▶ _Exercise details_
Reproduce the material in full, unchanged.

Records from a data source
+-------+

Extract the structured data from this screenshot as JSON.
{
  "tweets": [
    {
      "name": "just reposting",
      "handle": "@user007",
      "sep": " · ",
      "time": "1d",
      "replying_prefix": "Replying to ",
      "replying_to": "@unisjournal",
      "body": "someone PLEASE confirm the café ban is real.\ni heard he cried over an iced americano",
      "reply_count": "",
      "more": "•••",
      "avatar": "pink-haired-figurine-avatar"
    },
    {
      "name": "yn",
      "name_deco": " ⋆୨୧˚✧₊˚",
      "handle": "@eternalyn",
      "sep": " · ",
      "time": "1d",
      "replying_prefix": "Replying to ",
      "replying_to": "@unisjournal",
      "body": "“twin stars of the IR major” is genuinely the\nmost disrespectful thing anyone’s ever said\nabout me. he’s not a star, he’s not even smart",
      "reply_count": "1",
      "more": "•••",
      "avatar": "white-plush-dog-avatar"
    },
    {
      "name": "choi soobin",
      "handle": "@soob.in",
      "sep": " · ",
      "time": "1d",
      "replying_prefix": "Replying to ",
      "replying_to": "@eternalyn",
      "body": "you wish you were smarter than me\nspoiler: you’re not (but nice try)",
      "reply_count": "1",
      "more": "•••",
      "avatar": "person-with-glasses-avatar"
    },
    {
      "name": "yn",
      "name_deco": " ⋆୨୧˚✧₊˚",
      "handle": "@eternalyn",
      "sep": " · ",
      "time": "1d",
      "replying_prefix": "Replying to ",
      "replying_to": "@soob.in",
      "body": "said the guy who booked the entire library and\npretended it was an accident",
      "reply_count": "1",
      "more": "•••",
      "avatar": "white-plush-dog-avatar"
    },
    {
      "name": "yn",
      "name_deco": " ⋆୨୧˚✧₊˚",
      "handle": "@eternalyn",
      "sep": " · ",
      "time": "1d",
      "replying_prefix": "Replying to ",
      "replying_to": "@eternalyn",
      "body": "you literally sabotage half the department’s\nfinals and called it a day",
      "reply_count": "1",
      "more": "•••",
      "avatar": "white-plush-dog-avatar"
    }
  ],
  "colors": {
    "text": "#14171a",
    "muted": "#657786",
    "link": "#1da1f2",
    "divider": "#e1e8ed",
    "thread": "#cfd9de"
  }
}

+-------+

▶ _Final result_
Extract the structured data from this screenshot as JSON.
{
  "tweets": [
    {
      "name": "just reposting",
      "handle": "@user007",
      "sep": " · ",
      "time": "1d",
      "replying_prefix": "Replying to ",
      "replying_to": "@unisjournal",
      "body": "someone PLEASE confirm the café ban is real.\ni heard he cried over an iced americano",
      "reply_count": "",
      "more": "•••",
      "avatar": "pink-haired-figurine-avatar"
    },
    {
      "name": "yn",
      "name_deco": " ⋆୨୧˚✧₊˚",
      "handle": "@eternalyn",
      "sep": " · ",
      "time": "1d",
      "replying_prefix": "Replying to ",
      "replying_to": "@unisjournal",
      "body": "“twin stars of the IR major” is genuinely the\nmost disrespectful thing anyone’s ever said\nabout me. he’s not a star, he’s not even smart",
      "reply_count": "1",
      "more": "•••",
      "avatar": "white-plush-dog-avatar"
    },
    {
      "name": "choi soobin",
      "handle": "@soob.in",
      "sep": " · ",
      "time": "1d",
      "replying_prefix": "Replying to ",
      "replying_to": "@eternalyn",
      "body": "you wish you were smarter than me\nspoiler: you’re not (but nice try)",
      "reply_count": "1",
      "more": "•••",
      "avatar": "person-with-glasses-avatar"
    },
    {
      "name": "yn",
      "name_deco": " ⋆୨୧˚✧₊˚",
      "handle": "@eternalyn",
      "sep": " · ",
      "time": "1d",
      "replying_prefix": "Replying to ",
      "replying_to": "@soob.in",
      "body": "said the guy who booked the entire library and\npretended it was an accident",
      "reply_count": "1",
      "more": "•••",
      "avatar": "white-plush-dog-avatar"
    },
    {
      "name": "yn",
      "name_deco": " ⋆୨୧˚✧₊˚",
      "handle": "@eternalyn",
      "sep": " · ",
      "time": "1d",
      "replying_prefix": "Replying to ",
      "replying_to": "@eternalyn",
      "body": "you literally sabotage half the department’s\nfinals and called it a day",
      "reply_count": "1",
      "more": "•••",
      "avatar": "white-plush-dog-avatar"
    }
  ],
  "colors": {
    "text": "#14171a",
    "muted": "#657786",
    "link": "#1da1f2",
    "divider": "#e1e8ed",
    "thread": "#cfd9de"
  }
}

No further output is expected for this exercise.